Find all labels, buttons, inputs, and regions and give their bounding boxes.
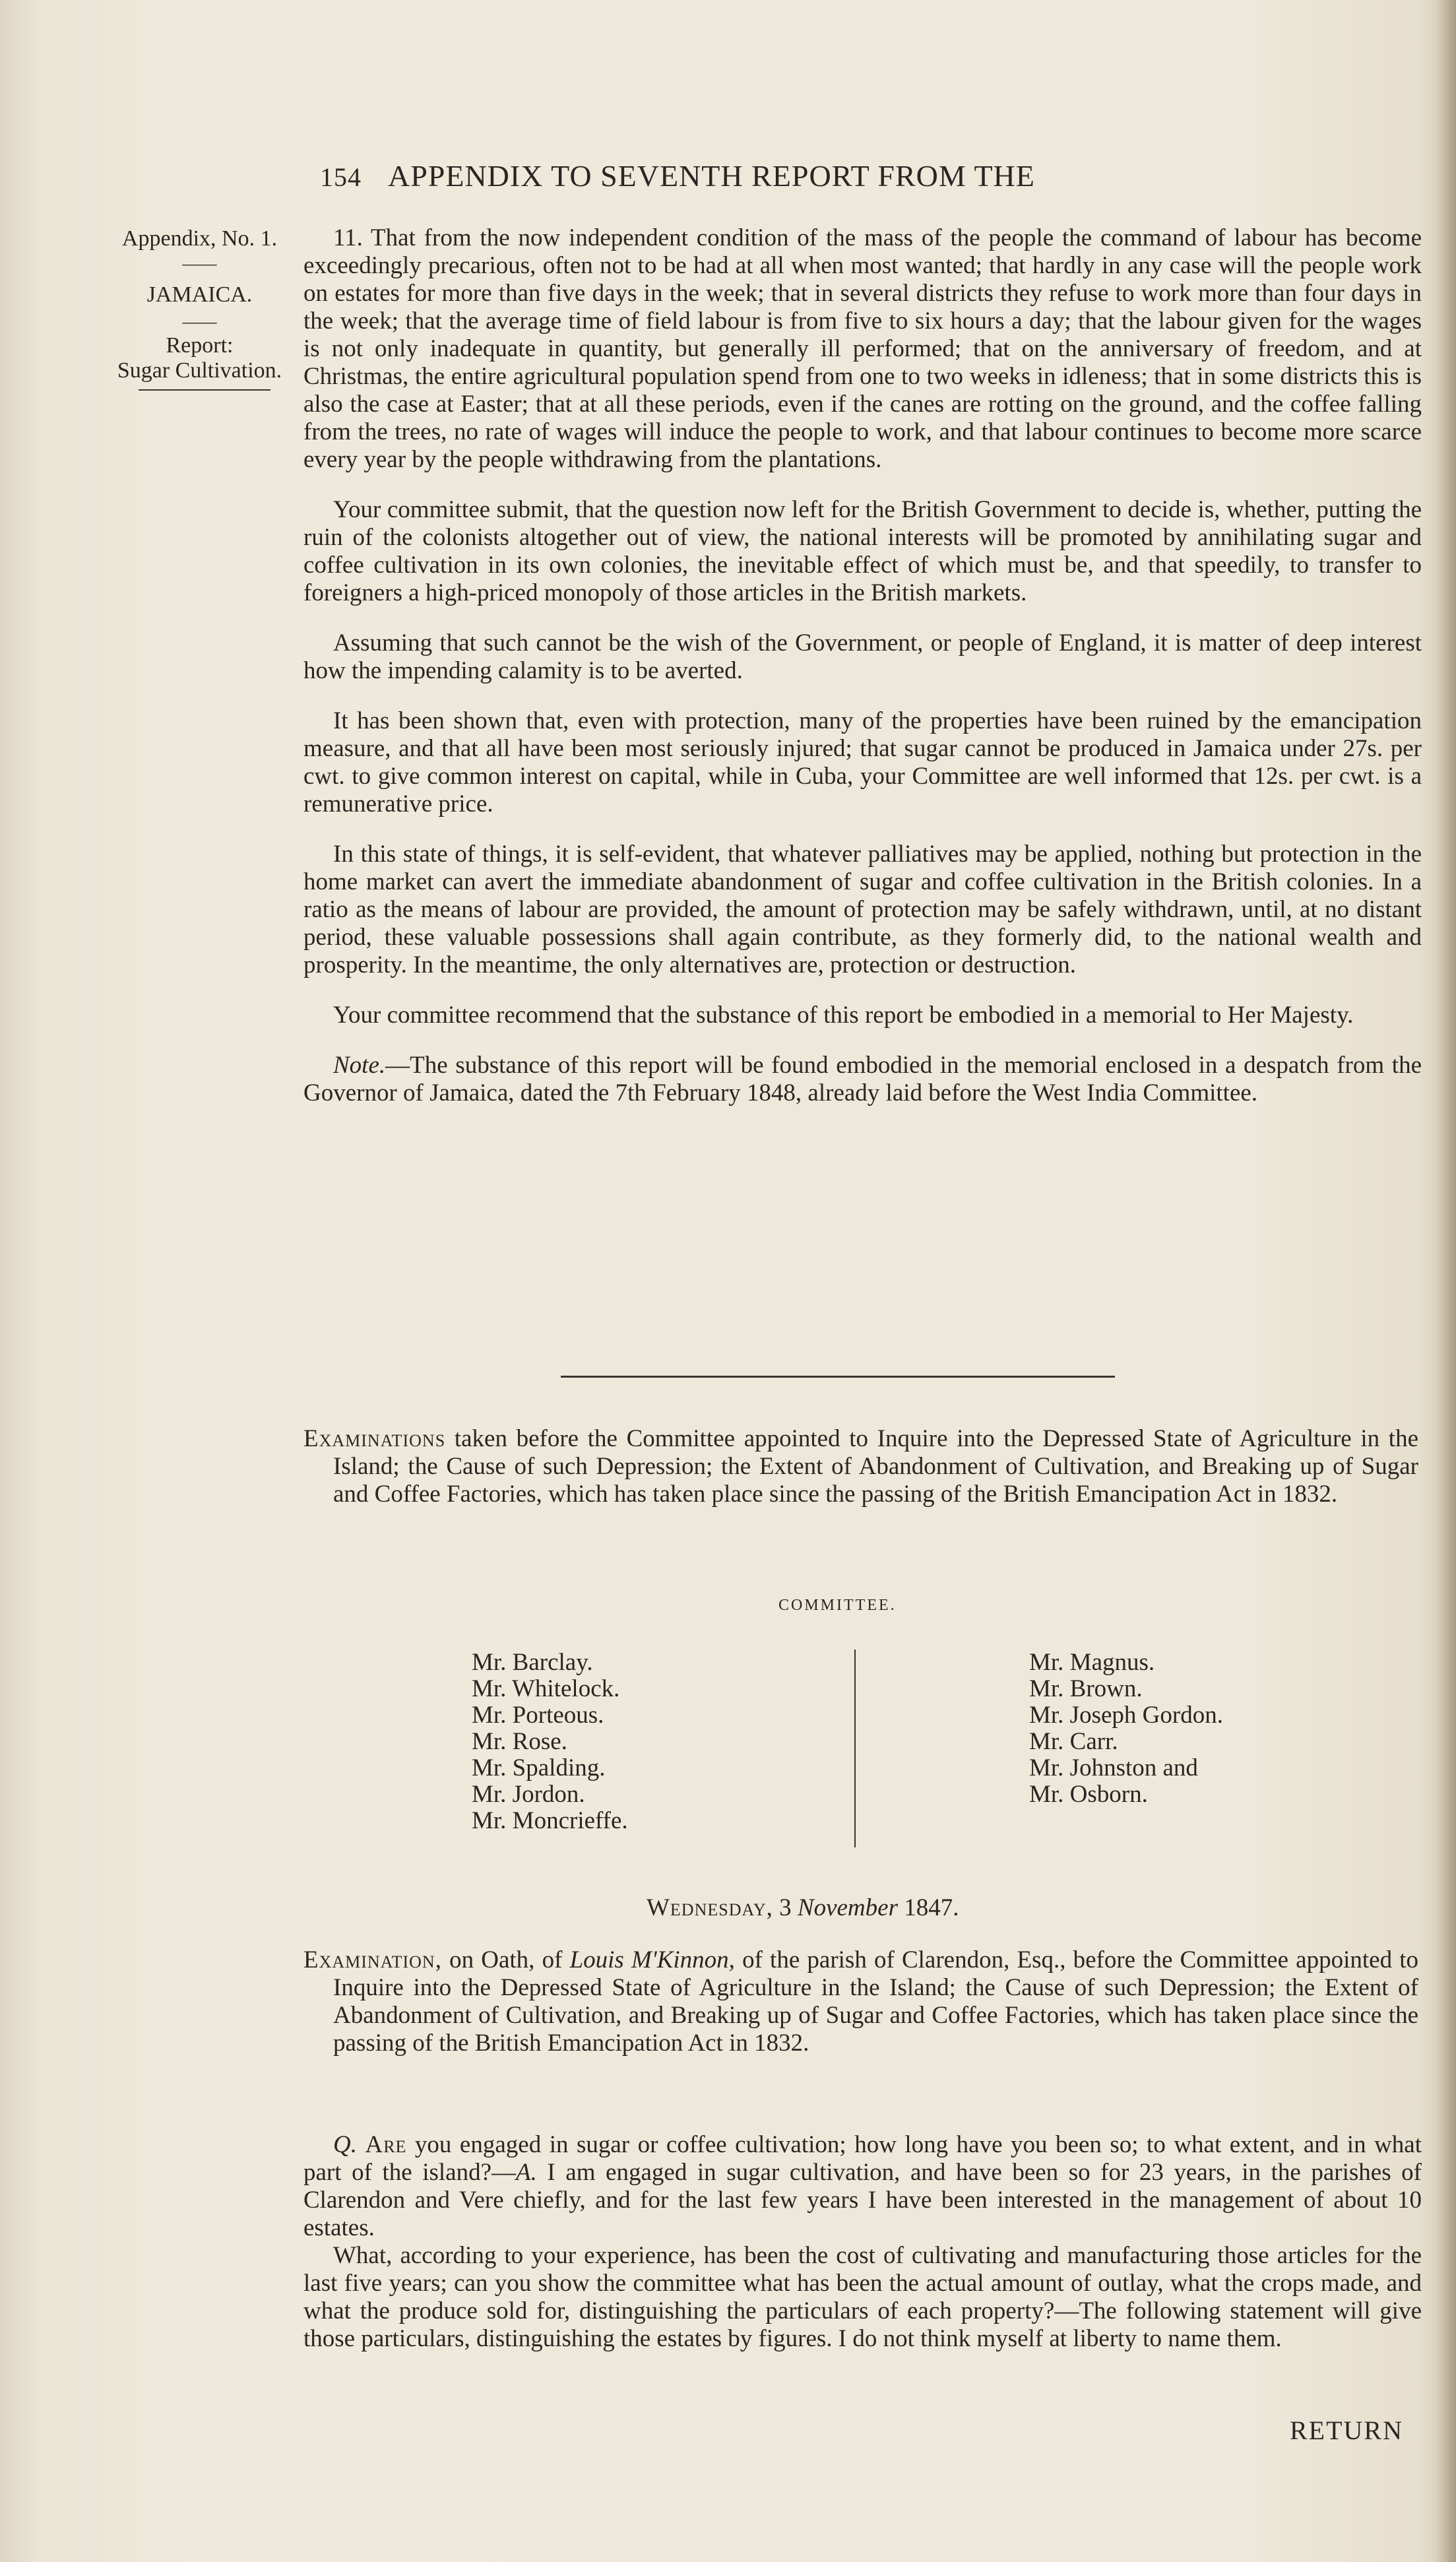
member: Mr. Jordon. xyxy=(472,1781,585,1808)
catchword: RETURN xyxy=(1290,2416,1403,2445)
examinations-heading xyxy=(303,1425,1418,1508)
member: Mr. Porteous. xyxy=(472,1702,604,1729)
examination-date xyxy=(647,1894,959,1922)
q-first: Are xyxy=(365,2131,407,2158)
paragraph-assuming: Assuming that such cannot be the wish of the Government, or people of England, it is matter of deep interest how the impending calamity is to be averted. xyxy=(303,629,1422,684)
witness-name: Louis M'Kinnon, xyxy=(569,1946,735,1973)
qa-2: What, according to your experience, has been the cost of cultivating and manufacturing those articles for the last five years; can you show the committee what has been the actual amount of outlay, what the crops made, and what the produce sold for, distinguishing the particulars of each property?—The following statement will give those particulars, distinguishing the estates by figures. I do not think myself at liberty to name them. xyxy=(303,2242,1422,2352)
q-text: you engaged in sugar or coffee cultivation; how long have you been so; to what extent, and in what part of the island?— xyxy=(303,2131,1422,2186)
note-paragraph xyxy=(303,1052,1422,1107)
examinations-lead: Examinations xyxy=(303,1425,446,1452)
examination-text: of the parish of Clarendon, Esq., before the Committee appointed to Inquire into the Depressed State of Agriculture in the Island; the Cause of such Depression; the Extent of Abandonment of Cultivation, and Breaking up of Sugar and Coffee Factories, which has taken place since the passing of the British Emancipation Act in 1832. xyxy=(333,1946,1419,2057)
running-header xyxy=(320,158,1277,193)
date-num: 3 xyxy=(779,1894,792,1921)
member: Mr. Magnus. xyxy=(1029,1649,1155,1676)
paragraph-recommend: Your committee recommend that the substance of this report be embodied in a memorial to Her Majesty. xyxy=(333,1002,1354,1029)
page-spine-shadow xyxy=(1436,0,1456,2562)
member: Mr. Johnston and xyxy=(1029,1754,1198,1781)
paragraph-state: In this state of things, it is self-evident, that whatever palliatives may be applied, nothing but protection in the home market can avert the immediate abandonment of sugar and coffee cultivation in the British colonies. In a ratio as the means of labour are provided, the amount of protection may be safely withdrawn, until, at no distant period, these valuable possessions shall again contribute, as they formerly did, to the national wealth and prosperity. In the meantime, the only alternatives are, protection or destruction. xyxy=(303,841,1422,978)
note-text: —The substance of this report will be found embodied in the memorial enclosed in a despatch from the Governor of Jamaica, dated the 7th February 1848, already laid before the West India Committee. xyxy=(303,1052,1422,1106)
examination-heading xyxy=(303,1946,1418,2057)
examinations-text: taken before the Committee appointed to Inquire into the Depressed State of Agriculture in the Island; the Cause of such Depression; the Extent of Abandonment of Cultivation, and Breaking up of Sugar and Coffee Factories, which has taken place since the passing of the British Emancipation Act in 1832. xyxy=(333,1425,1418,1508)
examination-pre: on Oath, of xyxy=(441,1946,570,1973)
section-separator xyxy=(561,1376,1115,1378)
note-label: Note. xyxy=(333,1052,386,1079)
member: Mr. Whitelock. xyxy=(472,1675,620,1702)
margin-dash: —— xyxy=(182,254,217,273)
◇ ◇ ◇ ◇
(What you should do)
Copy every line of the entries above word for word, leaving out the pictures.

(Worked solution)
Find all labels, buttons, inputs, and regions and give their bounding boxes.
member: Mr. Jordon. xyxy=(472,1781,585,1808)
catchword: RETURN xyxy=(1290,2416,1403,2445)
examinations-heading xyxy=(303,1425,1418,1508)
member: Mr. Porteous. xyxy=(472,1702,604,1729)
examination-date xyxy=(647,1894,959,1922)
q-first: Are xyxy=(365,2131,407,2158)
paragraph-assuming: Assuming that such cannot be the wish of the Government, or people of England, it is matter of deep interest how the impending calamity is to be averted. xyxy=(303,629,1422,684)
witness-name: Louis M'Kinnon, xyxy=(569,1946,735,1973)
qa-2: What, according to your experience, has been the cost of cultivating and manufacturing those articles for the last five years; can you show the committee what has been the actual amount of outlay, what the crops made, and what the produce sold for, distinguishing the particulars of each property?—The following statement will give those particulars, distinguishing the estates by figures. I do not think myself at liberty to name them. xyxy=(303,2242,1422,2352)
q-text: you engaged in sugar or coffee cultivation; how long have you been so; to what extent, and in what part of the island?— xyxy=(303,2131,1422,2186)
note-paragraph xyxy=(303,1052,1422,1107)
examinations-lead: Examinations xyxy=(303,1425,446,1452)
examination-text: of the parish of Clarendon, Esq., before the Committee appointed to Inquire into the Depressed State of Agriculture in the Island; the Cause of such Depression; the Extent of Abandonment of Cultivation, and Breaking up of Sugar and Coffee Factories, which has taken place since the passing of the British Emancipation Act in 1832. xyxy=(333,1946,1419,2057)
running-header xyxy=(320,158,1277,193)
date-num: 3 xyxy=(779,1894,792,1921)
member: Mr. Magnus. xyxy=(1029,1649,1155,1676)
paragraph-recommend: Your committee recommend that the substance of this report be embodied in a memorial to Her Majesty. xyxy=(333,1002,1354,1029)
page-spine-shadow xyxy=(1436,0,1456,2562)
member: Mr. Johnston and xyxy=(1029,1754,1198,1781)
paragraph-state: In this state of things, it is self-evident, that whatever palliatives may be applied, nothing but protection in the home market can avert the immediate abandonment of sugar and coffee cultivation in the British colonies. In a ratio as the means of labour are provided, the amount of protection may be safely withdrawn, until, at no distant period, these valuable possessions shall again contribute, as they formerly did, to the national wealth and prosperity. In the meantime, the only alternatives are, protection or destruction. xyxy=(303,841,1422,978)
note-text: —The substance of this report will be found embodied in the memorial enclosed in a despatch from the Governor of Jamaica, dated the 7th February 1848, already laid before the West India Committee. xyxy=(303,1052,1422,1106)
examination-heading xyxy=(303,1946,1418,2057)
examinations-text: taken before the Committee appointed to Inquire into the Depressed State of Agriculture in the Island; the Cause of such Depression; the Extent of Abandonment of Cultivation, and Breaking up of Sugar and Coffee Factories, which has taken place since the passing of the British Emancipation Act in 1832. xyxy=(333,1425,1418,1508)
examination-pre: on Oath, of xyxy=(441,1946,570,1973)
section-separator xyxy=(561,1376,1115,1378)
note-label: Note. xyxy=(333,1052,386,1079)
member: Mr. Whitelock. xyxy=(472,1675,620,1702)
margin-dash: —— xyxy=(182,254,217,273)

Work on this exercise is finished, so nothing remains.